Source:
The principal terms of the restructuring plan include:

1)    The $202.25 million fully accreted principal amount of 12% Senior Discount
      Notes would be exchanged for 100% of the newly issued common equity of CHI
      outstanding on the date the restructuring is consummated (the
      "Consummation Date") (subject to dilution from the Series B, C and D
      Warrants described below) and $15 million of cash distributed as follows:
      (a) $10 million on the Consummation Date and (b) up to $5 million payable
      out of Excess Cash (to be defined) and the proceeds of any working capital
      facility (to the extent permitted by the working capital lender) on or
      before December 31, 1997, and (c) the balance of the $5 million payable
      not later than March 31, 1998 with interest at the prime rate from
      December 31, 1997 until the date paid in full.

2)    The holders of the Company's Series F, Series H and Series G preferred
      stock would be treated alike and would proportionately exchange their
      shares for two series of warrants to buy shares of the Company's common
      stock or rights to acquire such warrants (the "Series B Warrants" and the
      "Series C Warrants"). The Series B Warrants would represent 7.5% of the
      common equity of CHI outstanding on the Consummation Date (subject to
      dilution from the Series C and D Warrants) which warrants would be granted
      when Industrial Infrastructure Business ("IIB") projects satisfying the
      minimum ROE IIB Target with a total capital requirement (Debt + Equity) of
      $450 million are either (x) closed within three years of the Consummation
      Date or (y) subject to a "Definitive Agreement" (to be defined) before the
      end of such three year period and closed after the three year period but
      prior to the end of such Warrants' term. Series B Warrants representing
      the first 1% of CHI's common equity will be granted when CHI has closed
      projects with total IIB capital of at least $60 million. The remaining
      Series B Warrants representing 6.5% of the common equity of CHI will be
      granted pro rata as the total IIB capital requirements of projects that
      CHI has closed increases from $60 million to $450 million. The Series B
      Warrants will be granted only at the time the IIB projects are closed.

Recorded information:
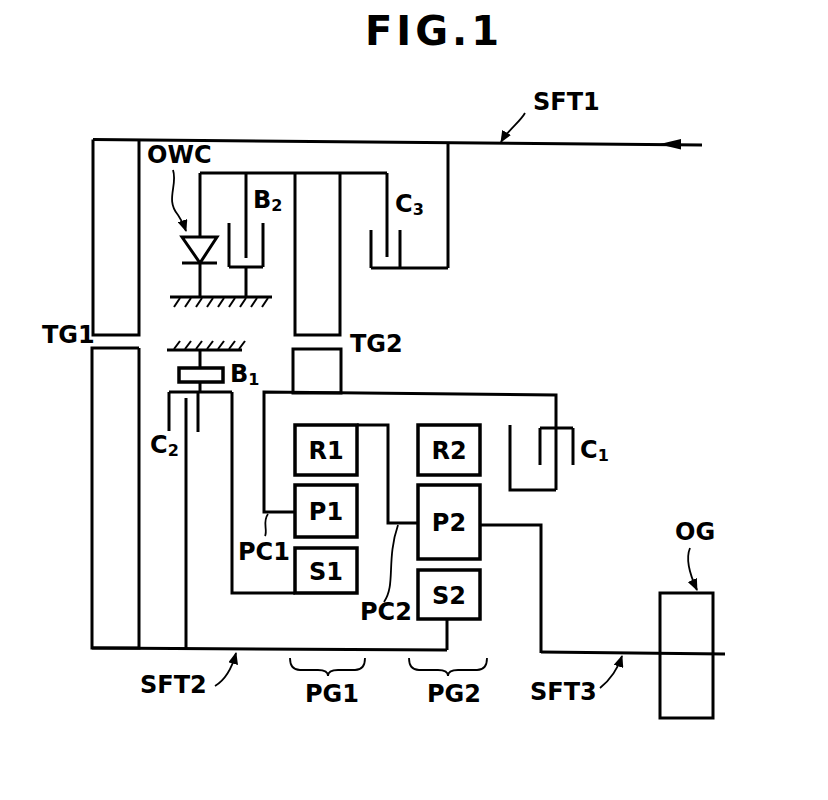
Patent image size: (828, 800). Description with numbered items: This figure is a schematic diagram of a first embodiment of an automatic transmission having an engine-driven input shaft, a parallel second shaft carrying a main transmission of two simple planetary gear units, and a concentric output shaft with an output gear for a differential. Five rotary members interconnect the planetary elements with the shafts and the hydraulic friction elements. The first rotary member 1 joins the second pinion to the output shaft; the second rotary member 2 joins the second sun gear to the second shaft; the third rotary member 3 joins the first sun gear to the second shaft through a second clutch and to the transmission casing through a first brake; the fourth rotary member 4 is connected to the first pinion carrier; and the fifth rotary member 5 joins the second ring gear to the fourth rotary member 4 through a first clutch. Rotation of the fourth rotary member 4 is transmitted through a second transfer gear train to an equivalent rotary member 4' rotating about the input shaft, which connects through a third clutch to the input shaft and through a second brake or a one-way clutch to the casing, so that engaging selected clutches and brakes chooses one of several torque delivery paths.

The first rotary member 1 is at (546, 557).
The second rotary member 2 is at (451, 638).
The third rotary member 3 is at (265, 597).
The fourth rotary member 4 is at (410, 426).
The equivalent rotary member 4' is at (293, 168).
The fifth rotary member 5 is at (559, 483).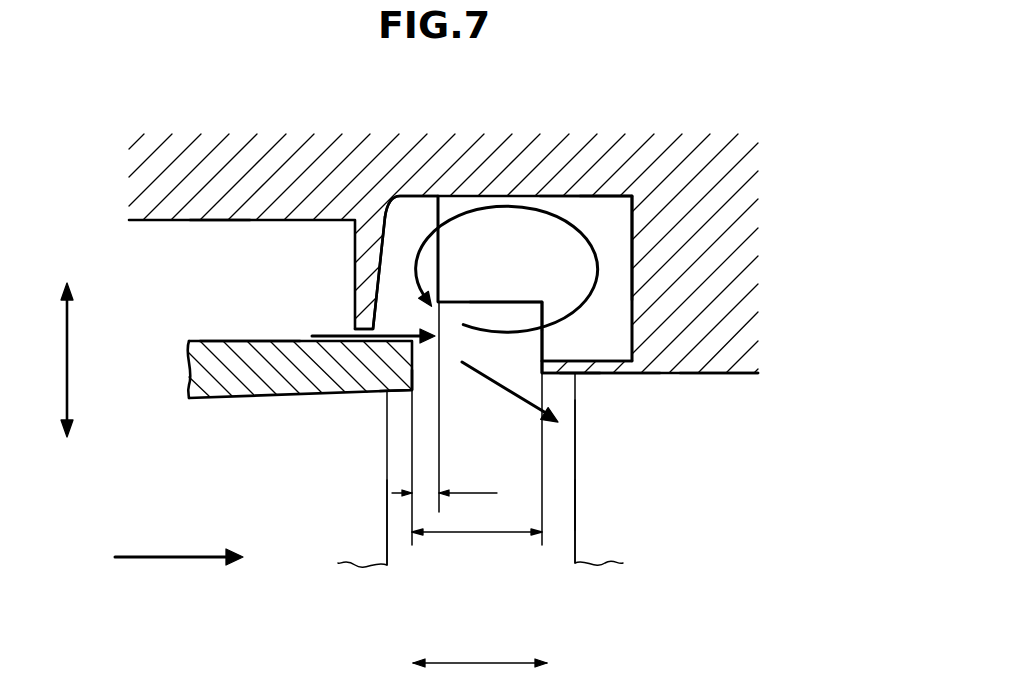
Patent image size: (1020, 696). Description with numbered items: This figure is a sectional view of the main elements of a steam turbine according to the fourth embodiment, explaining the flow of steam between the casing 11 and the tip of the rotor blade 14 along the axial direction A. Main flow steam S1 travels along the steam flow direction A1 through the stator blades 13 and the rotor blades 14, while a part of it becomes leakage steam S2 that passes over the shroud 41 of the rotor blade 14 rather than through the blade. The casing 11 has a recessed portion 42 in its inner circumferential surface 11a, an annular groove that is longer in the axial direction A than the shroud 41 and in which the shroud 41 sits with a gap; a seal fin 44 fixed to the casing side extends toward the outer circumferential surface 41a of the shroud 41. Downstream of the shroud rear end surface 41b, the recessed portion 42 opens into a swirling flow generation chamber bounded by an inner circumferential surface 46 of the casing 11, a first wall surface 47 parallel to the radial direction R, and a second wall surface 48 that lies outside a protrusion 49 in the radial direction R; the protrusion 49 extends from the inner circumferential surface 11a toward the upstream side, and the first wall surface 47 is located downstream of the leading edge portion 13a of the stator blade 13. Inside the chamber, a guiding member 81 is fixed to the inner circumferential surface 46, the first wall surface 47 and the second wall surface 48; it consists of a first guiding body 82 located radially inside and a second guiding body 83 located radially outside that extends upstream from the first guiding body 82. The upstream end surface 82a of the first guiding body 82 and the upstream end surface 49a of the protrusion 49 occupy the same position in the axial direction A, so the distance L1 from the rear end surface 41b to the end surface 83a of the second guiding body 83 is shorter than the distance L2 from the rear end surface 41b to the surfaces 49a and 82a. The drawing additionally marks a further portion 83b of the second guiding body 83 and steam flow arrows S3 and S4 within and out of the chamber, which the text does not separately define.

The casing 11 is at (482, 114).
The inner circumferential surface 11a is at (720, 373).
The stator blade 13 is at (613, 578).
The leading edge portion 13a is at (573, 530).
The rotor blade 14 is at (348, 578).
The shroud 41 is at (213, 368).
The outer circumferential surface 41a is at (225, 341).
The rear end surface 41b is at (411, 388).
The recessed portion 42 is at (218, 220).
The seal fin 44 is at (365, 304).
The inner circumferential surface 46 is at (573, 197).
The first wall surface 47 is at (616, 239).
The second wall surface 48 is at (583, 361).
The protrusion 49 is at (552, 374).
The upstream end surface 49a is at (538, 360).
The guiding member 81 is at (610, 186).
The first guiding body 82 is at (605, 323).
The upstream end surface 82a is at (547, 301).
The second guiding body 83 is at (475, 243).
The end surface 83a is at (410, 197).
The partition downstream end 83b is at (508, 302).
The main flow steam S1 is at (177, 562).
The leakage steam S2 is at (315, 332).
The vortex flow in cavity S3 is at (622, 196).
The outflow from cavity S4 is at (493, 387).
The radial direction R is at (58, 360).
The steam flow direction A1 is at (179, 548).
The distance L1 is at (444, 481).
The distance L2 is at (477, 520).
The axial direction A is at (480, 651).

Challenge 1:
Answer these questions from the restructuring plan, one line each:
(a) What interest rate applies to the balance of the $5 million paid by March 31, 1998?
(b) What share of CHI's common equity would the Series B Warrants represent?
(c) Which series of the Company's preferred stock would be exchanged for warrants?
Challenge 2:
List every series of warrants the restructuring plan names.
Challenge 3:
Using the restructuring plan, explain in one to three sentences why the equity stake the 12% Senior Discount Notes holders receive might fall below 100% of CHI's common equity.

Task result 1:
(a) The prime rate, from December 31, 1997 until the date paid in full.
(b) 7.5% of the common equity outstanding on the Consummation Date, subject to dilution from the Series C and D Warrants.
(c) Series F, Series H and Series G.

Task result 2:
Series B Warrants, Series C Warrants, Series D Warrants

Task result 3:
The notes would be exchanged for 100% of the newly issued common equity outstanding on the Consummation Date. That stake is subject to dilution from the Series B, C and D Warrants.